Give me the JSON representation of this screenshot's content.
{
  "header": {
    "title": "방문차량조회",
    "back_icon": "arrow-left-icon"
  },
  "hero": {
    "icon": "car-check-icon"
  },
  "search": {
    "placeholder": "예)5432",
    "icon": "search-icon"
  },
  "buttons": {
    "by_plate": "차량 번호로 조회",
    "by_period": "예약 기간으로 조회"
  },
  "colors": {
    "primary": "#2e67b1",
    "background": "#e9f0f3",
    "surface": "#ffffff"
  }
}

________________________

▶ **WRITTEN REQUEST**
Using the entries above, please restate each one word for word.

▶ **REPLY TO THE EXERCISE**
Give me the JSON representation of this screenshot's content.
{
  "header": {
    "title": "방문차량조회",
    "back_icon": "arrow-left-icon"
  },
  "hero": {
    "icon": "car-check-icon"
  },
  "search": {
    "placeholder": "예)5432",
    "icon": "search-icon"
  },
  "buttons": {
    "by_plate": "차량 번호로 조회",
    "by_period": "예약 기간으로 조회"
  },
  "colors": {
    "primary": "#2e67b1",
    "background": "#e9f0f3",
    "surface": "#ffffff"
  }
}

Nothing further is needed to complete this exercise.